#### Exercise brief:
Copy out exactly the lines from the one containing "Transcribe this image's" to the end of the records below, both included, and nothing else.

#### Records to process:
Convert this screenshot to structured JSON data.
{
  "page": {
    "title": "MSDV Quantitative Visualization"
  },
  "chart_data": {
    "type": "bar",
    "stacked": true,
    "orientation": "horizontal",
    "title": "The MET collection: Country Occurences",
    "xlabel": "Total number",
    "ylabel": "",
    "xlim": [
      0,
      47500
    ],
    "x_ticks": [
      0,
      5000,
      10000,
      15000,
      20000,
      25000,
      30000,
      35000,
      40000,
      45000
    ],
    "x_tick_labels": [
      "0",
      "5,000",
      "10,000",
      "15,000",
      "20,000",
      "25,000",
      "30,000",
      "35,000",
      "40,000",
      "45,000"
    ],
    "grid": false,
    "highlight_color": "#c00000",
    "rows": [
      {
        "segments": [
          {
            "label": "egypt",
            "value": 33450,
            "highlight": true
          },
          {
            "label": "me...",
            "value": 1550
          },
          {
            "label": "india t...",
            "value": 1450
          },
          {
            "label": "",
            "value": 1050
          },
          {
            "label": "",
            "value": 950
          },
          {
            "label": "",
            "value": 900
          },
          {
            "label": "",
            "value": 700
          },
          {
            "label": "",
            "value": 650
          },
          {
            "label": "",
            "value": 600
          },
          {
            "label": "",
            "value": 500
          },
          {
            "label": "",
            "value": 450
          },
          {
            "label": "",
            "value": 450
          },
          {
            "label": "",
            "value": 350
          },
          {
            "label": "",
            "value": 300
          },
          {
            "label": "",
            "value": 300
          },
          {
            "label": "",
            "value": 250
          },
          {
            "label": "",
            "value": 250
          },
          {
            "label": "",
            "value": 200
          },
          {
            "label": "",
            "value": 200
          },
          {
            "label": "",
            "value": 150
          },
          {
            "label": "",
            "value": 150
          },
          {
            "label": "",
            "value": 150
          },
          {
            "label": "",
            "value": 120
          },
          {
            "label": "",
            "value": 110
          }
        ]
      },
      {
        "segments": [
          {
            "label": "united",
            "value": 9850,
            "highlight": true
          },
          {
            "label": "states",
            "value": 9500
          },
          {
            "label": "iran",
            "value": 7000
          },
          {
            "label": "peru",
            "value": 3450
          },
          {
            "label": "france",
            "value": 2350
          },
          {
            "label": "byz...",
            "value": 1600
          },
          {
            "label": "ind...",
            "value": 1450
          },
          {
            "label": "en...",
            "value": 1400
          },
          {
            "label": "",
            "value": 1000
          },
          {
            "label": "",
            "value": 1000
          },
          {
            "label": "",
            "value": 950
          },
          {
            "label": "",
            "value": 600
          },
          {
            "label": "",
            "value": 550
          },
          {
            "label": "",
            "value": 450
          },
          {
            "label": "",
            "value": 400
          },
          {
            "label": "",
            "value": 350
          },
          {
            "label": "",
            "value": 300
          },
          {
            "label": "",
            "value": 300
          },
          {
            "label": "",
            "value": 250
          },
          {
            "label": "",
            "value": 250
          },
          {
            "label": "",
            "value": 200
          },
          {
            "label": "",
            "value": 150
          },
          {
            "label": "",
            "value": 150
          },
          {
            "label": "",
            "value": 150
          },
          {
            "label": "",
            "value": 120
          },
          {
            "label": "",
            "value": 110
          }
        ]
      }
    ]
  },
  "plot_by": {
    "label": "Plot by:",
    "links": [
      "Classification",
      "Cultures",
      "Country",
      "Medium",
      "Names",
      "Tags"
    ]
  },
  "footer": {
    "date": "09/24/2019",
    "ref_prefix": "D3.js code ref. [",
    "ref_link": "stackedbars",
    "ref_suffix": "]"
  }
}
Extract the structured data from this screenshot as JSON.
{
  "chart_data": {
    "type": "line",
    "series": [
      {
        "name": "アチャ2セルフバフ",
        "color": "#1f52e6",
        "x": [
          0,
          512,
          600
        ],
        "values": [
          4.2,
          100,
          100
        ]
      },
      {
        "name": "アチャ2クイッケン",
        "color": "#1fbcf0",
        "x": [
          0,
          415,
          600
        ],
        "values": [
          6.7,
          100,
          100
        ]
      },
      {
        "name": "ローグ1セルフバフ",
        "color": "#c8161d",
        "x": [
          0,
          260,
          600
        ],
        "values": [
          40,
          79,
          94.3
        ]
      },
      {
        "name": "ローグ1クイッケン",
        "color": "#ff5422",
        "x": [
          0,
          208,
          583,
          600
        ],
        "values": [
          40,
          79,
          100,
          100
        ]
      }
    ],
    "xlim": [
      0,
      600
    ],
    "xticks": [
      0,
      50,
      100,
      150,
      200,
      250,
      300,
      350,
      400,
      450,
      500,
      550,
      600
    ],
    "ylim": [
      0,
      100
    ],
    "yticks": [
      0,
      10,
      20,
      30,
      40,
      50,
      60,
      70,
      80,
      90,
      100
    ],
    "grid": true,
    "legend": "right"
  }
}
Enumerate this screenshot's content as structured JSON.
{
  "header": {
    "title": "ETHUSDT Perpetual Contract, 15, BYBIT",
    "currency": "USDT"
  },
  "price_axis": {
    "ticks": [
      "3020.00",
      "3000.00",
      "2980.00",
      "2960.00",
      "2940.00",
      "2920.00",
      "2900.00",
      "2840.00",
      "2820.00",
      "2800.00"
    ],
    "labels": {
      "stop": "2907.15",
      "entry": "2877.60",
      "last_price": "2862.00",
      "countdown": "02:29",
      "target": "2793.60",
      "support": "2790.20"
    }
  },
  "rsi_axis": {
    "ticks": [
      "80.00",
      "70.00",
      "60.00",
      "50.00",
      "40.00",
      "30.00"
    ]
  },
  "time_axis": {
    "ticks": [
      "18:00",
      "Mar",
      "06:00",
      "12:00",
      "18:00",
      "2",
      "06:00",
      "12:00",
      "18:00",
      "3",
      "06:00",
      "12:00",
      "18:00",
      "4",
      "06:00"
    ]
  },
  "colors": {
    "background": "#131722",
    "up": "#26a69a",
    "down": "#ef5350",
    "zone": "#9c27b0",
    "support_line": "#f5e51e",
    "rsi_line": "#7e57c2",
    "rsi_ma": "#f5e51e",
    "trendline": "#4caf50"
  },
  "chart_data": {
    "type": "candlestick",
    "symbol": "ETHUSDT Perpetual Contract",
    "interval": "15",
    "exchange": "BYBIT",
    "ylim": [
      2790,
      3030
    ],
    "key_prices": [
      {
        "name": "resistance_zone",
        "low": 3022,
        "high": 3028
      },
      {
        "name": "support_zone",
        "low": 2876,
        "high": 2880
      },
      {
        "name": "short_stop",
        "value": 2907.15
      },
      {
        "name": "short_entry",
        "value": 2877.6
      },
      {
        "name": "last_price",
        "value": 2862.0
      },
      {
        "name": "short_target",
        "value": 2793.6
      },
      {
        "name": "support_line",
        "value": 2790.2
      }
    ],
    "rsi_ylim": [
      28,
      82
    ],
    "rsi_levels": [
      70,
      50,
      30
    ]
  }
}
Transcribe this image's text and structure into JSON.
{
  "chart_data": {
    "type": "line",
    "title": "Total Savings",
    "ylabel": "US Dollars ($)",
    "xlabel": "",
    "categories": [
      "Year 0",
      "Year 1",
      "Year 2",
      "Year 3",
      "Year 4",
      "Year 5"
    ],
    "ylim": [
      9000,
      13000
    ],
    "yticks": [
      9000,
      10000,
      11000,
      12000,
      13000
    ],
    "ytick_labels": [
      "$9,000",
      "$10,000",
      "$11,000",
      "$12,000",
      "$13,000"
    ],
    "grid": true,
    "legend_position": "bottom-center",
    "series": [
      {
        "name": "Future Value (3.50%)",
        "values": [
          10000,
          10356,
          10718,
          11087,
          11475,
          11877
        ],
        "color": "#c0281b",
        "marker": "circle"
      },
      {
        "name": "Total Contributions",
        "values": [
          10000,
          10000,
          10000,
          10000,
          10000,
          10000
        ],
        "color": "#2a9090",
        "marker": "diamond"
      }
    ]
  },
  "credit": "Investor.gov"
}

#### Complete output:
Transcribe this image's text and structure into JSON.
{
  "chart_data": {
    "type": "line",
    "title": "Total Savings",
    "ylabel": "US Dollars ($)",
    "xlabel": "",
    "categories": [
      "Year 0",
      "Year 1",
      "Year 2",
      "Year 3",
      "Year 4",
      "Year 5"
    ],
    "ylim": [
      9000,
      13000
    ],
    "yticks": [
      9000,
      10000,
      11000,
      12000,
      13000
    ],
    "ytick_labels": [
      "$9,000",
      "$10,000",
      "$11,000",
      "$12,000",
      "$13,000"
    ],
    "grid": true,
    "legend_position": "bottom-center",
    "series": [
      {
        "name": "Future Value (3.50%)",
        "values": [
          10000,
          10356,
          10718,
          11087,
          11475,
          11877
        ],
        "color": "#c0281b",
        "marker": "circle"
      },
      {
        "name": "Total Contributions",
        "values": [
          10000,
          10000,
          10000,
          10000,
          10000,
          10000
        ],
        "color": "#2a9090",
        "marker": "diamond"
      }
    ]
  },
  "credit": "Investor.gov"
}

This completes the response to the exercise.